Problem description: Reproduce exactly the lines below, starting with the line that contains "Read out every word on this page." and ending with the last line of the records, both included, and nothing else.
--- start Materials provided ---
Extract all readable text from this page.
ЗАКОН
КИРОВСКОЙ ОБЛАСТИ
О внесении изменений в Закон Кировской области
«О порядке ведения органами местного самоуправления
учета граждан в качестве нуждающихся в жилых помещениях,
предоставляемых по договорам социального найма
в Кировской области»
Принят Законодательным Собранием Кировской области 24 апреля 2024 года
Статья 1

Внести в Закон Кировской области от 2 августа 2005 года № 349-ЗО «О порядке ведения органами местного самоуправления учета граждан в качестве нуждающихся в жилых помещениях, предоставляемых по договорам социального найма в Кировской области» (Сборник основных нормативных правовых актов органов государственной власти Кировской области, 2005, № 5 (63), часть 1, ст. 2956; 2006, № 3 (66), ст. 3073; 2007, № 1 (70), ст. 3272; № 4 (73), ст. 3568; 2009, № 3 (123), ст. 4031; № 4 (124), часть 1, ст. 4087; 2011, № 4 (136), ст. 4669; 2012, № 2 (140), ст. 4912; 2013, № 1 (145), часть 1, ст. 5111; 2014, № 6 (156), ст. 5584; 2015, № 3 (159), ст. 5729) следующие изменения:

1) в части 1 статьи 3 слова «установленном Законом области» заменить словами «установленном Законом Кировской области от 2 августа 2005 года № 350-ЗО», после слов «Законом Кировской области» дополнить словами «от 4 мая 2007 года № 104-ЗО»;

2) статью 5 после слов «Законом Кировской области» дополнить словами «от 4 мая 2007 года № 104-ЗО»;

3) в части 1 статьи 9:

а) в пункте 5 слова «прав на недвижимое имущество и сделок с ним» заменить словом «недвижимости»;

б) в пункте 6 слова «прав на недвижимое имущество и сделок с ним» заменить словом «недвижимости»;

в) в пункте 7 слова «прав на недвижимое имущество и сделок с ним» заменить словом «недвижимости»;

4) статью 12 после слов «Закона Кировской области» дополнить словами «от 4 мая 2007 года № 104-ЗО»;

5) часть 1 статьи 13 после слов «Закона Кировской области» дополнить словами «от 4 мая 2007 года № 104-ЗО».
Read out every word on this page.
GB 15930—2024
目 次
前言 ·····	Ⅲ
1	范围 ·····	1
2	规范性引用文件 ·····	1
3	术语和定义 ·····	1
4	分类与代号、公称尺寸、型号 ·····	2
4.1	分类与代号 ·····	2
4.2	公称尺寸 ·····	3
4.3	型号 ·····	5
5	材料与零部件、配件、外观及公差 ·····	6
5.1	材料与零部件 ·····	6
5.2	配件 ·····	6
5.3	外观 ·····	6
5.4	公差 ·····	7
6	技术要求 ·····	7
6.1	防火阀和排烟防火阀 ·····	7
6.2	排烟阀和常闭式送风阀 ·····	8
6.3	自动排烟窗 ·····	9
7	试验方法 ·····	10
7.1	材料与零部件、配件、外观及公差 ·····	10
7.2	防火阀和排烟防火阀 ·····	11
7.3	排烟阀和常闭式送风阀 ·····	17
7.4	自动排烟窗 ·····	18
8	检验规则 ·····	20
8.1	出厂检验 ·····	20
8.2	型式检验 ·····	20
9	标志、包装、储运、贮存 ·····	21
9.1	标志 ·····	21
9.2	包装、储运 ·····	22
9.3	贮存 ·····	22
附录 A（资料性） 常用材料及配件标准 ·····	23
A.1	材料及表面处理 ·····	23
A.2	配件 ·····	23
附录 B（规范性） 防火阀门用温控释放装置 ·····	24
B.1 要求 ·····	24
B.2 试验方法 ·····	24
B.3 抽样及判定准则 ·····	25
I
--- end Materials provided ---
The answer:
Read out every word on this page.
GB 15930—2024
目 次
前言 ·····	Ⅲ
1	范围 ·····	1
2	规范性引用文件 ·····	1
3	术语和定义 ·····	1
4	分类与代号、公称尺寸、型号 ·····	2
4.1	分类与代号 ·····	2
4.2	公称尺寸 ·····	3
4.3	型号 ·····	5
5	材料与零部件、配件、外观及公差 ·····	6
5.1	材料与零部件 ·····	6
5.2	配件 ·····	6
5.3	外观 ·····	6
5.4	公差 ·····	7
6	技术要求 ·····	7
6.1	防火阀和排烟防火阀 ·····	7
6.2	排烟阀和常闭式送风阀 ·····	8
6.3	自动排烟窗 ·····	9
7	试验方法 ·····	10
7.1	材料与零部件、配件、外观及公差 ·····	10
7.2	防火阀和排烟防火阀 ·····	11
7.3	排烟阀和常闭式送风阀 ·····	17
7.4	自动排烟窗 ·····	18
8	检验规则 ·····	20
8.1	出厂检验 ·····	20
8.2	型式检验 ·····	20
9	标志、包装、储运、贮存 ·····	21
9.1	标志 ·····	21
9.2	包装、储运 ·····	22
9.3	贮存 ·····	22
附录 A（资料性） 常用材料及配件标准 ·····	23
A.1	材料及表面处理 ·····	23
A.2	配件 ·····	23
附录 B（规范性） 防火阀门用温控释放装置 ·····	24
B.1 要求 ·····	24
B.2 试验方法 ·····	24
B.3 抽样及判定准则 ·····	25
I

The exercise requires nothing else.